Extracted records
::::::::::

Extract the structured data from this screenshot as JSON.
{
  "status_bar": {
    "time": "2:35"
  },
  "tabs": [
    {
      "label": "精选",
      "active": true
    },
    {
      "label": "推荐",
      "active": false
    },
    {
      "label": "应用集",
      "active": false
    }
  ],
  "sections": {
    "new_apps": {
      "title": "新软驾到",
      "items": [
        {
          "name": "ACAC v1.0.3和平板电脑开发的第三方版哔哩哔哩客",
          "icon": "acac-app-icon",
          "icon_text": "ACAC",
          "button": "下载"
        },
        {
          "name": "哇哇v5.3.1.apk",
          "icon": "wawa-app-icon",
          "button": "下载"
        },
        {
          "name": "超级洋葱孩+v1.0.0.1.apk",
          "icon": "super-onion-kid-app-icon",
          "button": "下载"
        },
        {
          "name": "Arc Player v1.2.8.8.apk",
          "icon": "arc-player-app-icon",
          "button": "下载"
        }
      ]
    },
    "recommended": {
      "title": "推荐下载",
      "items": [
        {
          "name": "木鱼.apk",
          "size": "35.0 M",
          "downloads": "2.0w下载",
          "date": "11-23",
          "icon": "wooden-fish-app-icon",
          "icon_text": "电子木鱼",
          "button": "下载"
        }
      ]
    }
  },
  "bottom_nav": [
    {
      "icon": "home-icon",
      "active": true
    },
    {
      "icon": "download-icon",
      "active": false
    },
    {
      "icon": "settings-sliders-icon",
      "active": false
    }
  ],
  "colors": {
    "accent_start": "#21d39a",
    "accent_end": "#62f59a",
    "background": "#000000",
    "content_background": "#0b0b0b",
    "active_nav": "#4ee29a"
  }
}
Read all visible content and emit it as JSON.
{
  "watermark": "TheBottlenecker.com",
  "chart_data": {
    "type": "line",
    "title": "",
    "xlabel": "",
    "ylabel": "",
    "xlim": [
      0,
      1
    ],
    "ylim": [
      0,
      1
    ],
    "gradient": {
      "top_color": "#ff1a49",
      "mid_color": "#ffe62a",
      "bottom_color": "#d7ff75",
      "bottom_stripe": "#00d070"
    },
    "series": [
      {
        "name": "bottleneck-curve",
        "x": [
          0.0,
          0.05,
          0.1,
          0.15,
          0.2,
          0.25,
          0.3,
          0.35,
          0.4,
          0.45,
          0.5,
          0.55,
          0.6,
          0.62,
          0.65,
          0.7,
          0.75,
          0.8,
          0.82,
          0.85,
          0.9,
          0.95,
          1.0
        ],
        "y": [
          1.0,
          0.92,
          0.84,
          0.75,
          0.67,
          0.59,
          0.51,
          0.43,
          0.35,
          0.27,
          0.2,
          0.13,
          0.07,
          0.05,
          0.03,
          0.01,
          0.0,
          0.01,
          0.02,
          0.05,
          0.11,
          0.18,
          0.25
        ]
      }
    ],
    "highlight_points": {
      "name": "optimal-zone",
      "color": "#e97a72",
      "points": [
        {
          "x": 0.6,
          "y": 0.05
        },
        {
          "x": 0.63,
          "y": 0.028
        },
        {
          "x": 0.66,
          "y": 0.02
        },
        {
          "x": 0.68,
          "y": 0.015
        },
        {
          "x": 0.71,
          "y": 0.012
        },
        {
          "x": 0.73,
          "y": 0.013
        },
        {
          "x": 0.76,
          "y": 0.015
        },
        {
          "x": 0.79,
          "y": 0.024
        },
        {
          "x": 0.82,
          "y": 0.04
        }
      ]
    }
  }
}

::::::::::

Exercise objective :: State the number of lines in this listing that contain the string "JSON", and add nothing else.

Solution :: 2